= PROVIDED INFORMATION =
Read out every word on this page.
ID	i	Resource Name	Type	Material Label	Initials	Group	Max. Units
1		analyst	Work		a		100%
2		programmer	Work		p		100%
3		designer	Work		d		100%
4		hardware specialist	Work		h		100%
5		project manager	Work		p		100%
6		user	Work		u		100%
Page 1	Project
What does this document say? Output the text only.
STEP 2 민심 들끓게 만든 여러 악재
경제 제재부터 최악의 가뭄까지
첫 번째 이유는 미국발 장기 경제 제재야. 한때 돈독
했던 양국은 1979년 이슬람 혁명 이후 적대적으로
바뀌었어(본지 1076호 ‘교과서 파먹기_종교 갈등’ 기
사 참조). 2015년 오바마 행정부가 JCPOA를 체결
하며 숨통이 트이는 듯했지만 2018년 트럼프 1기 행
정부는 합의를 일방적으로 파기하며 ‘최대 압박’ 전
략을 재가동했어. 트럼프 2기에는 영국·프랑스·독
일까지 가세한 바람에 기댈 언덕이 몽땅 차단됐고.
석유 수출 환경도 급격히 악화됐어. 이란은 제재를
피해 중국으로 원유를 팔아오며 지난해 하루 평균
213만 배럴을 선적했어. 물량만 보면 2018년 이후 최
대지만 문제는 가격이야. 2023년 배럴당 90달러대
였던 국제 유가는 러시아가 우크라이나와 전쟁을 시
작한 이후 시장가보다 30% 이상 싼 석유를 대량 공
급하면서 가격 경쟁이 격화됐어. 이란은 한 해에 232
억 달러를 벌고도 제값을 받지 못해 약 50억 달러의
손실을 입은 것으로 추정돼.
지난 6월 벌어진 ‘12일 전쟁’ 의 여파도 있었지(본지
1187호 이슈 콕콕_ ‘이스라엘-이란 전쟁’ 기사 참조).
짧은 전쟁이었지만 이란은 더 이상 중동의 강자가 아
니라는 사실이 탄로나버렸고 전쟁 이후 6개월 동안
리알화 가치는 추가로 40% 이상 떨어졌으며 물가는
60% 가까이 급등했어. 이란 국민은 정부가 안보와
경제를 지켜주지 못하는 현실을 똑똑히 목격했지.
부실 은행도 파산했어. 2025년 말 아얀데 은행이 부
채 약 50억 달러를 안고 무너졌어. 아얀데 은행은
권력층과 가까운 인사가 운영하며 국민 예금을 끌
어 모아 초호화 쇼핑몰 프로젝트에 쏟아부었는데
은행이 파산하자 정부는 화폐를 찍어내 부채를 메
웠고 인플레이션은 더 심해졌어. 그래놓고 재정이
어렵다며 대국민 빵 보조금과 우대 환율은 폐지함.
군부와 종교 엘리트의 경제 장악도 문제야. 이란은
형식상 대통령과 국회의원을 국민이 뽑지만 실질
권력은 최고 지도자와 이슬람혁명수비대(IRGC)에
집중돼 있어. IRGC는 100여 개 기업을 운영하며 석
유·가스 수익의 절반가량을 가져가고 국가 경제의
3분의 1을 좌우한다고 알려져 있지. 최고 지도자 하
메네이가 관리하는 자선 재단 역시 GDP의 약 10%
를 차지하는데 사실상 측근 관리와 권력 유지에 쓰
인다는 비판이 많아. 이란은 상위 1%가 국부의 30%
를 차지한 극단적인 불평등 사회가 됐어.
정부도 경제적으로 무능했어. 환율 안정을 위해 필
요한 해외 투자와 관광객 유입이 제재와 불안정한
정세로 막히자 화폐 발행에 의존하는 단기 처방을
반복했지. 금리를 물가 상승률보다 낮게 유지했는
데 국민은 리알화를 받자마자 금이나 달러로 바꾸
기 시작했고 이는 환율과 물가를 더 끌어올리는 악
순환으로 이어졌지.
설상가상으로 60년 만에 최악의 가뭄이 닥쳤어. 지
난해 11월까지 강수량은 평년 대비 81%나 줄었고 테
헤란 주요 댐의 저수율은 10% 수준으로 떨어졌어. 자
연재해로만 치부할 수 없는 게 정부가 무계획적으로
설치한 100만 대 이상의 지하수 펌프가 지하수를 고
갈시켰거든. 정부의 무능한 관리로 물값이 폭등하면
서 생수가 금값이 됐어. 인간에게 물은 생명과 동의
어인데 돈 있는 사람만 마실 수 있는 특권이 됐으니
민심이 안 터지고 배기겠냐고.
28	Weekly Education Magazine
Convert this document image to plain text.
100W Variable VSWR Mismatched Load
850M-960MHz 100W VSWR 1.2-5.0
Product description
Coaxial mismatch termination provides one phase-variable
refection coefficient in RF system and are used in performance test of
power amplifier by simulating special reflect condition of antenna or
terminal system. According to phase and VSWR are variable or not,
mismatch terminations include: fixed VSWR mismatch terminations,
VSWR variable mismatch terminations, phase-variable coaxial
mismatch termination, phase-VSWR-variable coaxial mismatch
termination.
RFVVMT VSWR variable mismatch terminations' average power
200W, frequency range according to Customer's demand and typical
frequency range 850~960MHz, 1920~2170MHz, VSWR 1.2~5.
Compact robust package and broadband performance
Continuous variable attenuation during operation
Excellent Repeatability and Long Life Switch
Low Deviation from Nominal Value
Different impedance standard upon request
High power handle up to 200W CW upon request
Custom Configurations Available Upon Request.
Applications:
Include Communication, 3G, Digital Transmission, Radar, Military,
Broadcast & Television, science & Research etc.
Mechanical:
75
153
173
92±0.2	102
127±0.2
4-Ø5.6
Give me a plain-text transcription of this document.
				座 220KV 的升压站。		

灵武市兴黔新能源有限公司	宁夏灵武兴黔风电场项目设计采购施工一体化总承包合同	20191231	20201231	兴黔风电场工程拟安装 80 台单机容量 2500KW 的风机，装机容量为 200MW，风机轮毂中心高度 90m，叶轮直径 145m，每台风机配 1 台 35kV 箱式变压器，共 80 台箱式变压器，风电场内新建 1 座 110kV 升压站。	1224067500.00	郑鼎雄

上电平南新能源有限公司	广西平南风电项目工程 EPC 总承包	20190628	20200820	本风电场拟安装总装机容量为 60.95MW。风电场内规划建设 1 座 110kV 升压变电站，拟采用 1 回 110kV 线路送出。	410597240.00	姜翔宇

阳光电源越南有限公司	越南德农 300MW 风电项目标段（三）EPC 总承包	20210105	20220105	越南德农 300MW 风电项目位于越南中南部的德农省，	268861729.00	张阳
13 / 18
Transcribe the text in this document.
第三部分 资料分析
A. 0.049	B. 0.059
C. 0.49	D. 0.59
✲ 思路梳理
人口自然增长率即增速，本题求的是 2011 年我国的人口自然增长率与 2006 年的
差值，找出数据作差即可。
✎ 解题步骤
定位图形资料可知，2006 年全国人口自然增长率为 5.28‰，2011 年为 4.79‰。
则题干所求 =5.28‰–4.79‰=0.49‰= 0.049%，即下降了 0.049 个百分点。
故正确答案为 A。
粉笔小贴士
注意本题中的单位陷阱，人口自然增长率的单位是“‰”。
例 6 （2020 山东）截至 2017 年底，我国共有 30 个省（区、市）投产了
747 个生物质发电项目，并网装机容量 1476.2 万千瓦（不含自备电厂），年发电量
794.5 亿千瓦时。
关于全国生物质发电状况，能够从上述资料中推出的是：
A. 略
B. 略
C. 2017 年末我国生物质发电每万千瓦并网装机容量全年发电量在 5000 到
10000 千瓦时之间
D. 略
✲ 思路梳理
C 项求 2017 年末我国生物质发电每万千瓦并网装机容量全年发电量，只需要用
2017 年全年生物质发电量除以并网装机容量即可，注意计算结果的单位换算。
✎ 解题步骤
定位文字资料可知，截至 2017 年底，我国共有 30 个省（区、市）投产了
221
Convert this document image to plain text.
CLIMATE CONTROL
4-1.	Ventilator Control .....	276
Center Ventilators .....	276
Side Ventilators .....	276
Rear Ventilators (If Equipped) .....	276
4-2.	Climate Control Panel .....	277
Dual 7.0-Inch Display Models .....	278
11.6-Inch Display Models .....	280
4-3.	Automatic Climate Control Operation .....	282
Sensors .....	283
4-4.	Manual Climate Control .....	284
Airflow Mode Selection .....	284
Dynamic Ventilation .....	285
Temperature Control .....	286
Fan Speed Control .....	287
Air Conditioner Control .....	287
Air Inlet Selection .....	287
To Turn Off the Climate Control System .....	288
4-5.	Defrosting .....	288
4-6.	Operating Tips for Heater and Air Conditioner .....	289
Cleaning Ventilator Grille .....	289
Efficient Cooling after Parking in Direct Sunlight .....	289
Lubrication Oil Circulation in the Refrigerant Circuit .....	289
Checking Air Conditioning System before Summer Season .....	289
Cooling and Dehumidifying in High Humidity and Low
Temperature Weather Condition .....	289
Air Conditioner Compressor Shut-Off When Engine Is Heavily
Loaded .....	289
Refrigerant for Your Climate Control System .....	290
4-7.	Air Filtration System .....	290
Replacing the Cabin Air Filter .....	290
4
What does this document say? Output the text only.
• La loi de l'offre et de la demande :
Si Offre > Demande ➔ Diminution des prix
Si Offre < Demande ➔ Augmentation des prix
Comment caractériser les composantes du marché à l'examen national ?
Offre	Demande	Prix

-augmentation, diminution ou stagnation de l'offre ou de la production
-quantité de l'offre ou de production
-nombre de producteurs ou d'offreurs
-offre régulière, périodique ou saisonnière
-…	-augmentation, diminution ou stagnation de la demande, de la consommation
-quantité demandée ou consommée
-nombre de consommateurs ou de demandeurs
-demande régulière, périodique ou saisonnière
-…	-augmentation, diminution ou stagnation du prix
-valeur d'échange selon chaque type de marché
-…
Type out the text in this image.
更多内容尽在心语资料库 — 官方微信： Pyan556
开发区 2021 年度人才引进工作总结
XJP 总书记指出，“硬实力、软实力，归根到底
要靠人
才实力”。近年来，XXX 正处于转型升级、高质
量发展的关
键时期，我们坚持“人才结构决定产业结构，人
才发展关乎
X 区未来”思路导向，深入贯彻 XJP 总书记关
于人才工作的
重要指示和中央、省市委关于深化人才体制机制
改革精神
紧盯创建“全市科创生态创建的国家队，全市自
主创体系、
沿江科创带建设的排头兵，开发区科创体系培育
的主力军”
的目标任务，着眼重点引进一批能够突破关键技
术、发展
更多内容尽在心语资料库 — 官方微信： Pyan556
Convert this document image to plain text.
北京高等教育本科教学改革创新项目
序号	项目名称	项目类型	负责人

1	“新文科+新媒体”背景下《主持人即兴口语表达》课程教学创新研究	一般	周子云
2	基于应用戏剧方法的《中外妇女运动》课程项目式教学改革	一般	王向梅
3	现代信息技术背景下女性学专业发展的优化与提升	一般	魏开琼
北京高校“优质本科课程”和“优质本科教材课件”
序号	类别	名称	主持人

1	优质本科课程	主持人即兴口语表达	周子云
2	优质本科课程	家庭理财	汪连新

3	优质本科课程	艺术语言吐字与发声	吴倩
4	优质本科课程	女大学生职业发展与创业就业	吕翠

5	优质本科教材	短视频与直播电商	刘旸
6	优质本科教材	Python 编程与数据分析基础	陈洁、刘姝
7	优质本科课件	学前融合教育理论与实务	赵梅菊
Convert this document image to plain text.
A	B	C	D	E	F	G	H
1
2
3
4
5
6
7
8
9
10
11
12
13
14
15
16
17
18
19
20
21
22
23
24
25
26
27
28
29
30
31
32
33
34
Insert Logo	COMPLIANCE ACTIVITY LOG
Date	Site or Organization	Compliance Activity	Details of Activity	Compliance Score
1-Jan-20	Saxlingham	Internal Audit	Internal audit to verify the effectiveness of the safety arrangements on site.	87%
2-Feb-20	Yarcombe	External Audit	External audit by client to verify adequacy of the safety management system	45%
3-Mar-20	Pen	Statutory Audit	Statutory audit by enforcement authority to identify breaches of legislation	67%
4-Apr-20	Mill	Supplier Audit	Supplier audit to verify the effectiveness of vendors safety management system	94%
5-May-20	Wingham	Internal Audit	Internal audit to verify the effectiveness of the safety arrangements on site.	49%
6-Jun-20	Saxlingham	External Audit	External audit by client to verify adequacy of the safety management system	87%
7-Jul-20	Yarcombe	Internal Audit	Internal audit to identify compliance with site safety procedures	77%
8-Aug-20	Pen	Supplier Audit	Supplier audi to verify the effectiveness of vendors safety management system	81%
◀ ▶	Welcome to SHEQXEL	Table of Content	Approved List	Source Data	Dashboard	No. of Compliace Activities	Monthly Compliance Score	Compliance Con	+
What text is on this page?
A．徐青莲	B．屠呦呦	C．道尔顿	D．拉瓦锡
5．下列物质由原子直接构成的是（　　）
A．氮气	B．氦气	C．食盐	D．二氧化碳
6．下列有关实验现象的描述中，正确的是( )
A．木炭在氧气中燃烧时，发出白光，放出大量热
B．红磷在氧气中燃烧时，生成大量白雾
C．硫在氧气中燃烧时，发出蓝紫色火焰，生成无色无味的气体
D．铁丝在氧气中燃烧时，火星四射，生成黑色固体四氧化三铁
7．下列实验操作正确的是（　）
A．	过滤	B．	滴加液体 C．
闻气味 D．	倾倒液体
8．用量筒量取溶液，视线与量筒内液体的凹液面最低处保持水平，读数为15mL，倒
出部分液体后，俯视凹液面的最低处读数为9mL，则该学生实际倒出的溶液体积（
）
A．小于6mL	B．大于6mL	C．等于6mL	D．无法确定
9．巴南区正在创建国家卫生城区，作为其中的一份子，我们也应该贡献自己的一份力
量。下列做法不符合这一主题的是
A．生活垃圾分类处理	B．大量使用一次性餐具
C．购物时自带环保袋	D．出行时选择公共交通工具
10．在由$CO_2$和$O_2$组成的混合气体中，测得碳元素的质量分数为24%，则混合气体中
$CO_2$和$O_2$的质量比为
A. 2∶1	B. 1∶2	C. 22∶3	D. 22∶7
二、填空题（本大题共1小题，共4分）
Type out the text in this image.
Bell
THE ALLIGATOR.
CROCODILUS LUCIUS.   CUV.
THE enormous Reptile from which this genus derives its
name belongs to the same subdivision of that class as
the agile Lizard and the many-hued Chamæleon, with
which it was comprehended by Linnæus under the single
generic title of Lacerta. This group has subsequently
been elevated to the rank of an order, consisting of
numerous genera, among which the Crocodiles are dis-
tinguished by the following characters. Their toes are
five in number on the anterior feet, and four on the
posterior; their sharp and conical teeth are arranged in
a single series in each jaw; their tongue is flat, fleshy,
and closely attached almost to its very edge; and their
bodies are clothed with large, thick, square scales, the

= STATED TASK =
Select, from the listing, all lines that include the word "régulière".

= COMPLETE ANSWER =
-offre régulière, périodique ou saisonnière
-demande régulière, périodique ou saisonnière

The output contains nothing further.